Do this:
Show all lines holding "Crown".

[Extracts from a graphics dataset]
+-------+
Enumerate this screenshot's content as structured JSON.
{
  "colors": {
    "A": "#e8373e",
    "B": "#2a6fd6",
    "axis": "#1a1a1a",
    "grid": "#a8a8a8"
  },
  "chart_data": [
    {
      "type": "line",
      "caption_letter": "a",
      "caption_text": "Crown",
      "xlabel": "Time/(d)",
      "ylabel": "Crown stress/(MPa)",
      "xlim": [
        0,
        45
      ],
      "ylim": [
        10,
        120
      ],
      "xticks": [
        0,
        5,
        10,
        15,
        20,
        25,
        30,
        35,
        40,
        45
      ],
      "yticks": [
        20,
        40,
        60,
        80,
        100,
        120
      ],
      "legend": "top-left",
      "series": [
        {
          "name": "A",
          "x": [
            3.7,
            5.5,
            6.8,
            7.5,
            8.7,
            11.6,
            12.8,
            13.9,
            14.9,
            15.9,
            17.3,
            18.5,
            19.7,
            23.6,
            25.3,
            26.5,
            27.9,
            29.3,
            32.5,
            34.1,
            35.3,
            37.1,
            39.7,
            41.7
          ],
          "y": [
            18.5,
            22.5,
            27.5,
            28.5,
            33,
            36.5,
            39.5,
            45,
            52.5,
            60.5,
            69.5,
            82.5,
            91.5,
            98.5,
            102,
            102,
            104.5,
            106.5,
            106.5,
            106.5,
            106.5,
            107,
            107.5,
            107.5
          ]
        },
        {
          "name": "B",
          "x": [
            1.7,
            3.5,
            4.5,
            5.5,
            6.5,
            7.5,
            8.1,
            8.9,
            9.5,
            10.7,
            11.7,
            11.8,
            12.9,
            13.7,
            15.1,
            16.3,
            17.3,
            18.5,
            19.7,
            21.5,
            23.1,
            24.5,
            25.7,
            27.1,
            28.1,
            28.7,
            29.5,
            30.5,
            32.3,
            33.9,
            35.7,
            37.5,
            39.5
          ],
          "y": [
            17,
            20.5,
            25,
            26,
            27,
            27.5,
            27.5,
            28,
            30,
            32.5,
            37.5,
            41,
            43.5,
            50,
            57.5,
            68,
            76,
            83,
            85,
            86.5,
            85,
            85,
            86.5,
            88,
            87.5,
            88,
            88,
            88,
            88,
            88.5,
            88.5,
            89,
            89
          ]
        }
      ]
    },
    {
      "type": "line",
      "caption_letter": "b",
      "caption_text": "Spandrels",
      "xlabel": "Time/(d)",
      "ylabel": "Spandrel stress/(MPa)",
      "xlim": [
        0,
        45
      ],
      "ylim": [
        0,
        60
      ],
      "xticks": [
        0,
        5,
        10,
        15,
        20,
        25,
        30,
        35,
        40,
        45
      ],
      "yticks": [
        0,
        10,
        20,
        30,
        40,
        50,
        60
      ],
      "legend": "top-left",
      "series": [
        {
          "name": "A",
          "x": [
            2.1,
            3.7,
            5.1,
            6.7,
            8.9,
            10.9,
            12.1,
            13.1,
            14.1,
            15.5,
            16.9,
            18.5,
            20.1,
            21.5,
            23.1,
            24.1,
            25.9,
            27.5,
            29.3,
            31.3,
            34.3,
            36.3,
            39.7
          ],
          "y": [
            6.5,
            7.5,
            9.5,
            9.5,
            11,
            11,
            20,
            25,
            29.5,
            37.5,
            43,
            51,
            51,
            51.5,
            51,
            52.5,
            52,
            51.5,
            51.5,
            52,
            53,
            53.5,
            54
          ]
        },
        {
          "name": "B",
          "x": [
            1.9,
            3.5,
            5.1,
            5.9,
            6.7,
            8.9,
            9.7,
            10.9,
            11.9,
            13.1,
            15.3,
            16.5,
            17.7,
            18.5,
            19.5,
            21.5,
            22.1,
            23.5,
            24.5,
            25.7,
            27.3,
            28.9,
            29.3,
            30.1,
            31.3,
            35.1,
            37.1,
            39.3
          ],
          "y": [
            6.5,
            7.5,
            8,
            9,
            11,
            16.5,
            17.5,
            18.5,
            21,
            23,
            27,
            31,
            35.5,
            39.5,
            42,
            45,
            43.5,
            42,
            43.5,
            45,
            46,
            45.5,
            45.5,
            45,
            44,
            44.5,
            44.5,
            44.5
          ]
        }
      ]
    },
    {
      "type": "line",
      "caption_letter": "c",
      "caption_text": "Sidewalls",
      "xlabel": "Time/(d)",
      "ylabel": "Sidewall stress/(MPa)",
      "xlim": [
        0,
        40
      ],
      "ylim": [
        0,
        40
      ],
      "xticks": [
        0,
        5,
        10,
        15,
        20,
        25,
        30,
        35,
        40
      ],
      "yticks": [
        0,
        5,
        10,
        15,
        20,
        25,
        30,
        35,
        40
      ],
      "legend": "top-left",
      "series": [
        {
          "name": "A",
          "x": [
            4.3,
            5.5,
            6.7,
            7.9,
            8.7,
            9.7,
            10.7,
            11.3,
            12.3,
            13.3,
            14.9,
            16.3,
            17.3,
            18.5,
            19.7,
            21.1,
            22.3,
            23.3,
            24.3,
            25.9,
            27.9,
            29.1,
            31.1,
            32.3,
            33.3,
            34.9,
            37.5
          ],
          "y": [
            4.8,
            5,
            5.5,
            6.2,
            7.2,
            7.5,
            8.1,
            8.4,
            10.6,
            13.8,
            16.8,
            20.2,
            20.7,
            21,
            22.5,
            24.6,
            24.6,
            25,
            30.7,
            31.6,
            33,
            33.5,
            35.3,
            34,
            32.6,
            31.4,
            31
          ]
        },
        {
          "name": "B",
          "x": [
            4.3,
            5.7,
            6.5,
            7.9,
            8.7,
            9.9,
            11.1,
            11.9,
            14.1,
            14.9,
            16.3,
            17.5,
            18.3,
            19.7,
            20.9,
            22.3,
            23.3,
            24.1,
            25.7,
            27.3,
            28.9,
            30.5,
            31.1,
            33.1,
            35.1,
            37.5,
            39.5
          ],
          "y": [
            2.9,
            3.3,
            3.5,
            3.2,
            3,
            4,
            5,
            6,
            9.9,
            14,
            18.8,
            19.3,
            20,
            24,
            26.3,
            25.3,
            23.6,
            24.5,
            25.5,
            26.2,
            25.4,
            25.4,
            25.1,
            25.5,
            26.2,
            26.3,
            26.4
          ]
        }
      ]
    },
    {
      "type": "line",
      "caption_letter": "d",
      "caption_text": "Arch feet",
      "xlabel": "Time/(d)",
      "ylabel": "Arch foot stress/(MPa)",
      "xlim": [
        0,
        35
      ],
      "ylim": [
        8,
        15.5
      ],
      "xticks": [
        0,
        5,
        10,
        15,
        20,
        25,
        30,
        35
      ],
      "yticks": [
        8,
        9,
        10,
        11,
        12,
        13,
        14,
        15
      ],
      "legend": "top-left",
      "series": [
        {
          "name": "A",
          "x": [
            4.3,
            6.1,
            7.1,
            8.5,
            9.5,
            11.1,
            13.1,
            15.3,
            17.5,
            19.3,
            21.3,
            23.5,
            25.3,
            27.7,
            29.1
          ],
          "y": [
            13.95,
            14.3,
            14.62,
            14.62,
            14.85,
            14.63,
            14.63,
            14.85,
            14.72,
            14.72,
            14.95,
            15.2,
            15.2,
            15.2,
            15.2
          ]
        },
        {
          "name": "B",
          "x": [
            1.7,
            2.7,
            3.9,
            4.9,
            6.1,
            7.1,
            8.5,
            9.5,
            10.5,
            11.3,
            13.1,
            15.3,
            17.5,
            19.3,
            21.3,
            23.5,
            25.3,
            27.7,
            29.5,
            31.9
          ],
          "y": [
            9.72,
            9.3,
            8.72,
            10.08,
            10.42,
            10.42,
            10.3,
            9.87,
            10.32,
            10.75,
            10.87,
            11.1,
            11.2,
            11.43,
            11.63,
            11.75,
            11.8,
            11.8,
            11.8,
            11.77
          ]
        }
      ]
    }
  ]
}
+-------+
Solution to this task:
      "caption_text": "Crown",
      "ylabel": "Crown stress/(MPa)",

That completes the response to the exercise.